DATA SUPPLIED

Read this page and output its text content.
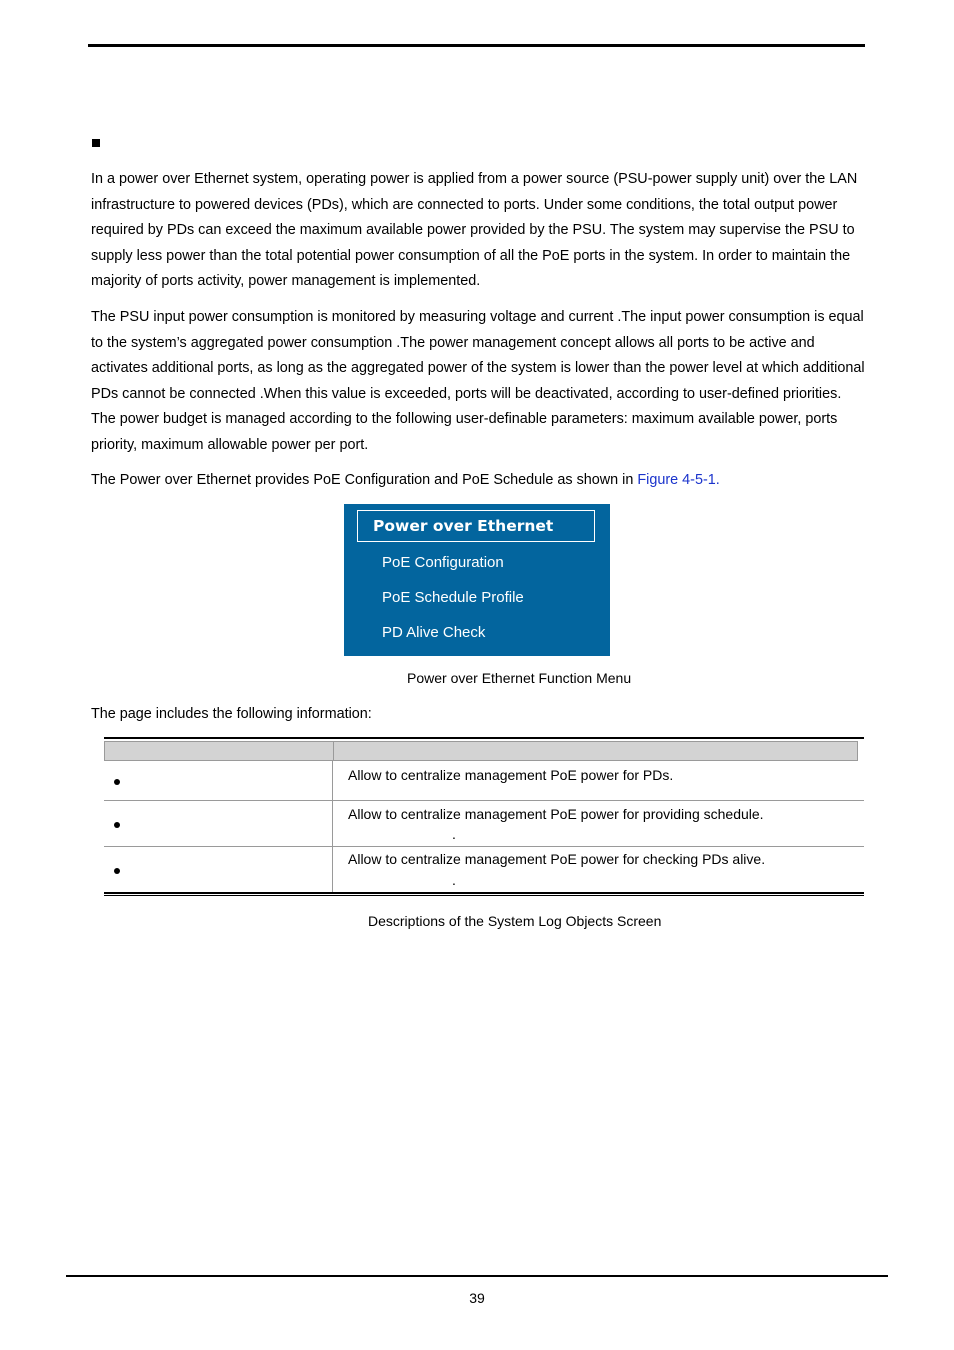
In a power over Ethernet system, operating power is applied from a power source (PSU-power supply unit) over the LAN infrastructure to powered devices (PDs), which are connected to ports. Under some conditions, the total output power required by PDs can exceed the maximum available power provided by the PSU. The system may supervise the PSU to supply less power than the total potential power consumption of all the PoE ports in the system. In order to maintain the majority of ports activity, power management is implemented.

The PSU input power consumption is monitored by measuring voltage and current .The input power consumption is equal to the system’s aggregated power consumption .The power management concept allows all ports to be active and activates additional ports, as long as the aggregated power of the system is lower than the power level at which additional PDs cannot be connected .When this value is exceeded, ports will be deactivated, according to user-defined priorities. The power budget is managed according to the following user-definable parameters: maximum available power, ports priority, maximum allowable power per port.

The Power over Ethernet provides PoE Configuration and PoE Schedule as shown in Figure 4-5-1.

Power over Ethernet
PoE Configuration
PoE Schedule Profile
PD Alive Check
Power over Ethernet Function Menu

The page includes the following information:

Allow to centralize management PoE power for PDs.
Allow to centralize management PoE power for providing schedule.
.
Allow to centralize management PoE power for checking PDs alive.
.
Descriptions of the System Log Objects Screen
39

WORK REQUIRED
Reproduce each entry precisely. Leave the pictures out.

EXPECTED ANSWER
Read this page and output its text content.
In a power over Ethernet system, operating power is applied from a power source (PSU-power supply unit) over the LAN infrastructure to powered devices (PDs), which are connected to ports. Under some conditions, the total output power required by PDs can exceed the maximum available power provided by the PSU. The system may supervise the PSU to supply less power than the total potential power consumption of all the PoE ports in the system. In order to maintain the majority of ports activity, power management is implemented.

The PSU input power consumption is monitored by measuring voltage and current .The input power consumption is equal to the system’s aggregated power consumption .The power management concept allows all ports to be active and activates additional ports, as long as the aggregated power of the system is lower than the power level at which additional PDs cannot be connected .When this value is exceeded, ports will be deactivated, according to user-defined priorities. The power budget is managed according to the following user-definable parameters: maximum available power, ports priority, maximum allowable power per port.

The Power over Ethernet provides PoE Configuration and PoE Schedule as shown in Figure 4-5-1.

Power over Ethernet
PoE Configuration
PoE Schedule Profile
PD Alive Check
Power over Ethernet Function Menu

The page includes the following information:

Allow to centralize management PoE power for PDs.
Allow to centralize management PoE power for providing schedule.
.
Allow to centralize management PoE power for checking PDs alive.
.
Descriptions of the System Log Objects Screen
39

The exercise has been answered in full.